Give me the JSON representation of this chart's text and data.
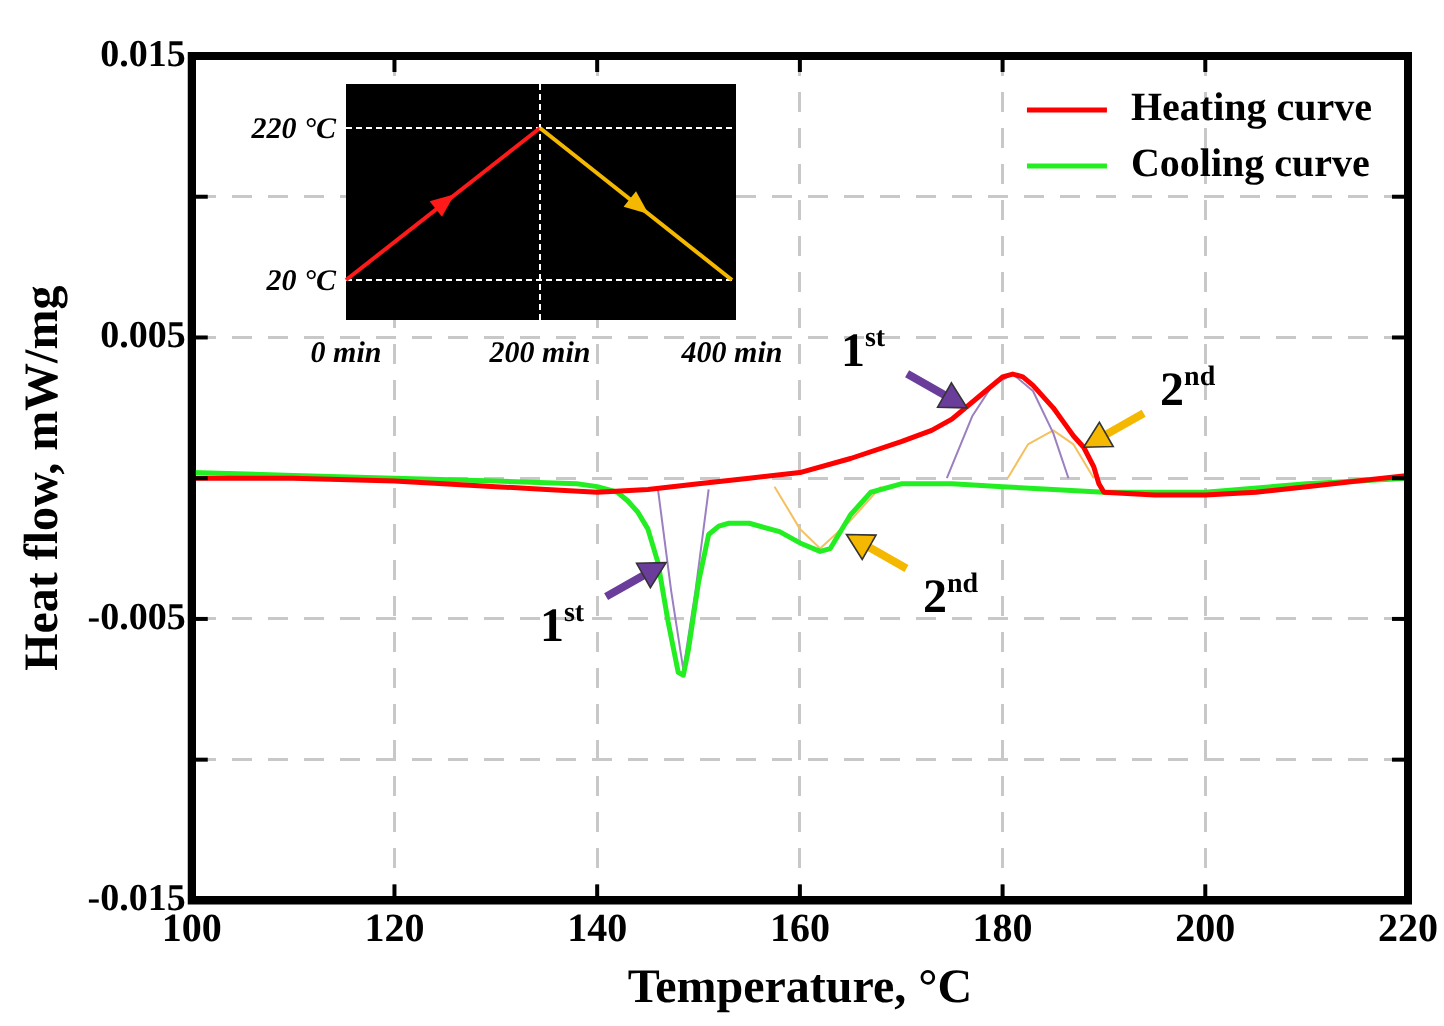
{
  "chart_data": {
    "type": "line",
    "xlabel": "Temperature, °C",
    "ylabel": "Heat flow, mW/mg",
    "xlim": [
      100,
      220
    ],
    "xticks": [
      100,
      120,
      140,
      160,
      180,
      200,
      220
    ],
    "ylim": [
      -0.015,
      0.015
    ],
    "yticks": [
      {
        "value": -0.015,
        "label": "-0.015"
      },
      {
        "value": -0.01,
        "label": null
      },
      {
        "value": -0.005,
        "label": "-0.005"
      },
      {
        "value": 0,
        "label": null
      },
      {
        "value": 0.005,
        "label": "0.005"
      },
      {
        "value": 0.01,
        "label": null
      },
      {
        "value": 0.015,
        "label": "0.015"
      }
    ],
    "grid": true,
    "legend": "top right",
    "marker": "none",
    "line_style": "solid",
    "series": [
      {
        "name": "Heating curve",
        "color": "#ff0000",
        "x": [
          100,
          110,
          120,
          130,
          135,
          140,
          145,
          150,
          155,
          160,
          165,
          170,
          173,
          175,
          178,
          180,
          181,
          182,
          183,
          185,
          186,
          187,
          188,
          189,
          189.5,
          190,
          195,
          200,
          205,
          210,
          215,
          220
        ],
        "values": [
          0,
          0,
          -0.0001,
          -0.0003,
          -0.0004,
          -0.0005,
          -0.0004,
          -0.0002,
          0,
          0.0002,
          0.0007,
          0.0013,
          0.0017,
          0.0021,
          0.003,
          0.0036,
          0.0037,
          0.0036,
          0.0033,
          0.0025,
          0.002,
          0.0015,
          0.0011,
          0.0004,
          -0.0002,
          -0.0005,
          -0.0006,
          -0.0006,
          -0.0005,
          -0.0003,
          -0.0001,
          0.0001
        ]
      },
      {
        "name": "Cooling curve",
        "color": "#22ee22",
        "x": [
          100,
          110,
          120,
          130,
          138,
          140,
          142,
          143,
          144,
          145,
          146,
          147,
          148,
          148.5,
          149,
          150,
          151,
          152,
          153,
          155,
          158,
          160,
          162,
          163,
          165,
          167,
          170,
          175,
          180,
          190,
          200,
          210,
          220
        ],
        "values": [
          0.0002,
          0.0001,
          0,
          -0.0001,
          -0.0002,
          -0.0003,
          -0.0005,
          -0.0008,
          -0.0012,
          -0.0018,
          -0.003,
          -0.0051,
          -0.0069,
          -0.007,
          -0.0061,
          -0.0037,
          -0.002,
          -0.0017,
          -0.0016,
          -0.0016,
          -0.0019,
          -0.0023,
          -0.0026,
          -0.0025,
          -0.0013,
          -0.0005,
          -0.0002,
          -0.0002,
          -0.0003,
          -0.0005,
          -0.0005,
          -0.0002,
          0
        ]
      },
      {
        "color": "#9b7fc0",
        "x": [
          174.5,
          177,
          179,
          181,
          183,
          185,
          186.5
        ],
        "values": [
          0,
          0.0022,
          0.0033,
          0.0037,
          0.0031,
          0.0016,
          0
        ]
      },
      {
        "color": "#f5c060",
        "x": [
          180.5,
          182.5,
          185,
          187,
          189
        ],
        "values": [
          0,
          0.0012,
          0.0017,
          0.0012,
          0
        ]
      },
      {
        "color": "#9b7fc0",
        "x": [
          146,
          147.3,
          148.5,
          149.7,
          151
        ],
        "values": [
          -0.0004,
          -0.004,
          -0.0068,
          -0.004,
          -0.0004
        ]
      },
      {
        "color": "#f5c060",
        "x": [
          157.5,
          160,
          162,
          165,
          168
        ],
        "values": [
          -0.0003,
          -0.0018,
          -0.0025,
          -0.0015,
          -0.0003
        ]
      }
    ],
    "annotations": [
      "220 °C",
      "20 °C",
      "0 min",
      "200 min",
      "400 min",
      {
        "text": "1$^{st}$",
        "x": 146.8,
        "y": -0.003
      },
      {
        "text": "2$^{nd}$",
        "x": 164.6,
        "y": -0.002
      },
      {
        "text": "1$^{st}$",
        "x": 176.5,
        "y": 0.0025
      },
      {
        "text": "2$^{nd}$",
        "x": 188,
        "y": 0.0011
      }
    ]
  }
}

· · · · · · ·

● Problem to solve: Using the material above, retype each entry exactly and omit the pictures.

● Complete response:
Give me the JSON representation of this chart's text and data.
{
  "chart_data": {
    "type": "line",
    "xlabel": "Temperature, °C",
    "ylabel": "Heat flow, mW/mg",
    "xlim": [
      100,
      220
    ],
    "xticks": [
      100,
      120,
      140,
      160,
      180,
      200,
      220
    ],
    "ylim": [
      -0.015,
      0.015
    ],
    "yticks": [
      {
        "value": -0.015,
        "label": "-0.015"
      },
      {
        "value": -0.01,
        "label": null
      },
      {
        "value": -0.005,
        "label": "-0.005"
      },
      {
        "value": 0,
        "label": null
      },
      {
        "value": 0.005,
        "label": "0.005"
      },
      {
        "value": 0.01,
        "label": null
      },
      {
        "value": 0.015,
        "label": "0.015"
      }
    ],
    "grid": true,
    "legend": "top right",
    "marker": "none",
    "line_style": "solid",
    "series": [
      {
        "name": "Heating curve",
        "color": "#ff0000",
        "x": [
          100,
          110,
          120,
          130,
          135,
          140,
          145,
          150,
          155,
          160,
          165,
          170,
          173,
          175,
          178,
          180,
          181,
          182,
          183,
          185,
          186,
          187,
          188,
          189,
          189.5,
          190,
          195,
          200,
          205,
          210,
          215,
          220
        ],
        "values": [
          0,
          0,
          -0.0001,
          -0.0003,
          -0.0004,
          -0.0005,
          -0.0004,
          -0.0002,
          0,
          0.0002,
          0.0007,
          0.0013,
          0.0017,
          0.0021,
          0.003,
          0.0036,
          0.0037,
          0.0036,
          0.0033,
          0.0025,
          0.002,
          0.0015,
          0.0011,
          0.0004,
          -0.0002,
          -0.0005,
          -0.0006,
          -0.0006,
          -0.0005,
          -0.0003,
          -0.0001,
          0.0001
        ]
      },
      {
        "name": "Cooling curve",
        "color": "#22ee22",
        "x": [
          100,
          110,
          120,
          130,
          138,
          140,
          142,
          143,
          144,
          145,
          146,
          147,
          148,
          148.5,
          149,
          150,
          151,
          152,
          153,
          155,
          158,
          160,
          162,
          163,
          165,
          167,
          170,
          175,
          180,
          190,
          200,
          210,
          220
        ],
        "values": [
          0.0002,
          0.0001,
          0,
          -0.0001,
          -0.0002,
          -0.0003,
          -0.0005,
          -0.0008,
          -0.0012,
          -0.0018,
          -0.003,
          -0.0051,
          -0.0069,
          -0.007,
          -0.0061,
          -0.0037,
          -0.002,
          -0.0017,
          -0.0016,
          -0.0016,
          -0.0019,
          -0.0023,
          -0.0026,
          -0.0025,
          -0.0013,
          -0.0005,
          -0.0002,
          -0.0002,
          -0.0003,
          -0.0005,
          -0.0005,
          -0.0002,
          0
        ]
      },
      {
        "color": "#9b7fc0",
        "x": [
          174.5,
          177,
          179,
          181,
          183,
          185,
          186.5
        ],
        "values": [
          0,
          0.0022,
          0.0033,
          0.0037,
          0.0031,
          0.0016,
          0
        ]
      },
      {
        "color": "#f5c060",
        "x": [
          180.5,
          182.5,
          185,
          187,
          189
        ],
        "values": [
          0,
          0.0012,
          0.0017,
          0.0012,
          0
        ]
      },
      {
        "color": "#9b7fc0",
        "x": [
          146,
          147.3,
          148.5,
          149.7,
          151
        ],
        "values": [
          -0.0004,
          -0.004,
          -0.0068,
          -0.004,
          -0.0004
        ]
      },
      {
        "color": "#f5c060",
        "x": [
          157.5,
          160,
          162,
          165,
          168
        ],
        "values": [
          -0.0003,
          -0.0018,
          -0.0025,
          -0.0015,
          -0.0003
        ]
      }
    ],
    "annotations": [
      "220 °C",
      "20 °C",
      "0 min",
      "200 min",
      "400 min",
      {
        "text": "1$^{st}$",
        "x": 146.8,
        "y": -0.003
      },
      {
        "text": "2$^{nd}$",
        "x": 164.6,
        "y": -0.002
      },
      {
        "text": "1$^{st}$",
        "x": 176.5,
        "y": 0.0025
      },
      {
        "text": "2$^{nd}$",
        "x": 188,
        "y": 0.0011
      }
    ]
  }
}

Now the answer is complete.